**TEXTO:**

════════════════

Biografía Zoológica (VI)

Entonces, en un lugar de la Plaza 28 de Julio, acampó el afamado circo Hipódromo. En la flamante carpa se instalaron butacas, galería y palco, para que los siempre animados, inquietos y diversionantes iquiteños disfrutaran diariamente de las suicidas acrobacias de la señorita Rampone que se desplazaba en un silla sobre la cuerda, de la fuerza descomunal de Joao Tiburón o el varón más fuerte del Brasil, de miss Ana dirigiendo a sus perros amaestrados que mandaban al trasto eso de can que  ladra no muerde y otros episodios dignos de perpetua recordación.

Para los iquiteños de entonces fue una celebración el estreno de un nuevo circo. Ciudad de provincia, alejada del resto del mundo, sin carretera a ninguna parte, ni a la esquina, sin campaña política  y sus suculentas ocurrencias, sin televisor dominando en los hogares, sin tantas casas de juego o salas de baile, el circo era una convocación unánime, un motivo para escapar del tedio de la rutina. El circo e Iquitos se entendieron perfectamente como el toma y daca, considerando que gran parte de esas vidas tenían que ver con quiebres, habilidades, maronerías y hasta payasadas circenses.

La concurrencia, como tantas otras veces si de diversión se trataba, era masiva, comunal, arrolladora. Lo que no ocurría cuando la convocatoria era para el trabajo, salvo que al final hubiera su respectivo brindis. En ese entonces era muy difícil para los espectadores declarar su preferencia por alguno de los números del circo Hipódromo. La fiesta en la plaza andaba en todo su apogeo, en todo su furor, y la boletería mostraba sus cifras, anunciando que el éxito iba viento en proa.  Nada hacia presagiar que sucedería un hecho curioso, un asunto clínico, que ahora nos sirve como una parte de esta biografía bastante animada.

════════════════

**REGISTROS ENTREGADOS:**
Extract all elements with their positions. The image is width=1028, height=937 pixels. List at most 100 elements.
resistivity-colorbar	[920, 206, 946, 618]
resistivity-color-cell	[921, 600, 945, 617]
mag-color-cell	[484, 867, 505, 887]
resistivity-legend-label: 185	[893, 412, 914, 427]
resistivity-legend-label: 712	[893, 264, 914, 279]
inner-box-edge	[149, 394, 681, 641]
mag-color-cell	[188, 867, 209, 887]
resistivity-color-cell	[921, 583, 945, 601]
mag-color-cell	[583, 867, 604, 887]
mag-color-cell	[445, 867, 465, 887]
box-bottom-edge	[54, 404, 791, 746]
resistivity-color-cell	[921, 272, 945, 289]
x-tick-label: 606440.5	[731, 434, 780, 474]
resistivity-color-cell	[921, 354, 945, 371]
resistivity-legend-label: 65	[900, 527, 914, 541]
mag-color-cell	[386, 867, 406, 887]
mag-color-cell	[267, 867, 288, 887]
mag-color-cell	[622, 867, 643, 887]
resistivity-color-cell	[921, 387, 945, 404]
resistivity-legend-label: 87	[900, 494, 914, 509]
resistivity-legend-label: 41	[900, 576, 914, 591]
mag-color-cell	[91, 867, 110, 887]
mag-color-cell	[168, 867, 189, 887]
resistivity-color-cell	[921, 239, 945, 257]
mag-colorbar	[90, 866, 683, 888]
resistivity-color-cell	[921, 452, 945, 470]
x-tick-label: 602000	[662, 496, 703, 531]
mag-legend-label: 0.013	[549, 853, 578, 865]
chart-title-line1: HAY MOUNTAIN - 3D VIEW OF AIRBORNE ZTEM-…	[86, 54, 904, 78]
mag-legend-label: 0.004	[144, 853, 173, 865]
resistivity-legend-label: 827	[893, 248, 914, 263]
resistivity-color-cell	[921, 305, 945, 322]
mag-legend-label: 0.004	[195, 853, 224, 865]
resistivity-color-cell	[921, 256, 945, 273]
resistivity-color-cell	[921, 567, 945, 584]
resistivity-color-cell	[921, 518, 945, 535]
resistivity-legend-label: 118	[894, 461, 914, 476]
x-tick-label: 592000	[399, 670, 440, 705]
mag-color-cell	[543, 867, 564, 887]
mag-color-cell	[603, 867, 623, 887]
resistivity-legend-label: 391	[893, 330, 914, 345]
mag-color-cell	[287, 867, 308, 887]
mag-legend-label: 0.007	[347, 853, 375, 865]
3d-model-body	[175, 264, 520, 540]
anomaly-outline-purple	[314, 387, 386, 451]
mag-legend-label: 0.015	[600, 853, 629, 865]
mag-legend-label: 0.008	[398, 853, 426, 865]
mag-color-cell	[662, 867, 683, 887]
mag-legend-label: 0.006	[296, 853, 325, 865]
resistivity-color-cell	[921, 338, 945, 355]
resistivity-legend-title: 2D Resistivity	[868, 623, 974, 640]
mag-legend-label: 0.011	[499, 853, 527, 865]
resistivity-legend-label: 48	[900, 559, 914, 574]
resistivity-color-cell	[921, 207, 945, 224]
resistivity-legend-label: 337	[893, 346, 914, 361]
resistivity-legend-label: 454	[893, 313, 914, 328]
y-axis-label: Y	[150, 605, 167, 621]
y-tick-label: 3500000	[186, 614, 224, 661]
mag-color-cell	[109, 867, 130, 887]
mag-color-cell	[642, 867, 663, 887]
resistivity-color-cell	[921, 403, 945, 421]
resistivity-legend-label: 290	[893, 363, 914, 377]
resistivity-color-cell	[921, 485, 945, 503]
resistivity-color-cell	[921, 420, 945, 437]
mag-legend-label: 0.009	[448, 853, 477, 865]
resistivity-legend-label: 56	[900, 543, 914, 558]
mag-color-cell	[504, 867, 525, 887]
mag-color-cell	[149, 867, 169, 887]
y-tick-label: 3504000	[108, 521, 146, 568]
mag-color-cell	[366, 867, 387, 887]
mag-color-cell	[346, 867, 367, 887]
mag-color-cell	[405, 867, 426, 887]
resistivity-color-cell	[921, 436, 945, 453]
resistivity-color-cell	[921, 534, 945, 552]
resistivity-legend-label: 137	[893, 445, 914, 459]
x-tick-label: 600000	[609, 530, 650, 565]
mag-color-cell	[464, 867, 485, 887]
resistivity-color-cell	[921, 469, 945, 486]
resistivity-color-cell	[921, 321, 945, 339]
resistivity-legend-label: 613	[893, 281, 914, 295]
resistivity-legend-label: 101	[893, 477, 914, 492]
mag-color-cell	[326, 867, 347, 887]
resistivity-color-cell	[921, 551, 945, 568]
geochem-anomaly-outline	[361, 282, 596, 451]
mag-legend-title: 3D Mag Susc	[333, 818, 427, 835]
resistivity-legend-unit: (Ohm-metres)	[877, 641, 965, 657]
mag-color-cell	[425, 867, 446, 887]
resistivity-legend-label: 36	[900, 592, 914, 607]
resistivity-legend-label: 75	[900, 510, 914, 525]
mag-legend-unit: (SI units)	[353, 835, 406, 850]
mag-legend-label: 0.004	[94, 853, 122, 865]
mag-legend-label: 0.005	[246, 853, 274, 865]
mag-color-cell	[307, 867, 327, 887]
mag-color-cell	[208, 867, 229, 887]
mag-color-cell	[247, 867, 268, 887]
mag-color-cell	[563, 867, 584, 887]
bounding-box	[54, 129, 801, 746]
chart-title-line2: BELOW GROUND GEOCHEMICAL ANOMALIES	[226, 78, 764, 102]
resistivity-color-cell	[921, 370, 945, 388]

════════════════

**TAREAS PENDIENTES:**
1) Según el texto sobre el circo Hipódromo, ¿a quién se presentaba como el varón más fuerte del Brasil?
2) Sigue escribiendo el texto sobre el circo Hipódromo desde su última oración.

**TAREAS RESUELTAS:**
1) A Joao Tiburón.

2)
El circo Hipódromo, como no podía ser de otra manera, tenía como emblema o símbolo o mascota a un caballo. El equino iba a todas partes como un adorno, un estandarte. Era el único ejemplar en una empresa que rendía homenaje a la carrera o las apuestas o los jinetes. O lo que fuera. Funciones iban y venían. La boletería no dejaba de mostrarse fecunda. Los espectadores vibraban hasta sus médulas y la temporada podría prolongarse hasta fin de ese año, hasta que el caballo perdió equilibrio y no pudo realizar su labor de mascota circense. Andaba enfermo.

Entonces, el alférez en servicio activo, Leoncio  Vega, no anduvo en consideraciones sobre lo marcial y castrense de su oficio, ni tembló ante el equino derrumbado. Como alguien de armas tomar, le sometió a riguroso examen al animal y procedió a realizar una laberíntica operación caballar. Después la extracción de 3 litros de sangre fue motivo de dilatados comentarios. La cirugía del militar fue brillante. El caballo, después de un reposo de 10 días, volvió a las andadas. Es decir, a pararse cerca a la carpa. La ciudad entera demostró entonces que su amor por los animales era más que lirismo, más que vana promesa. Era verdadero.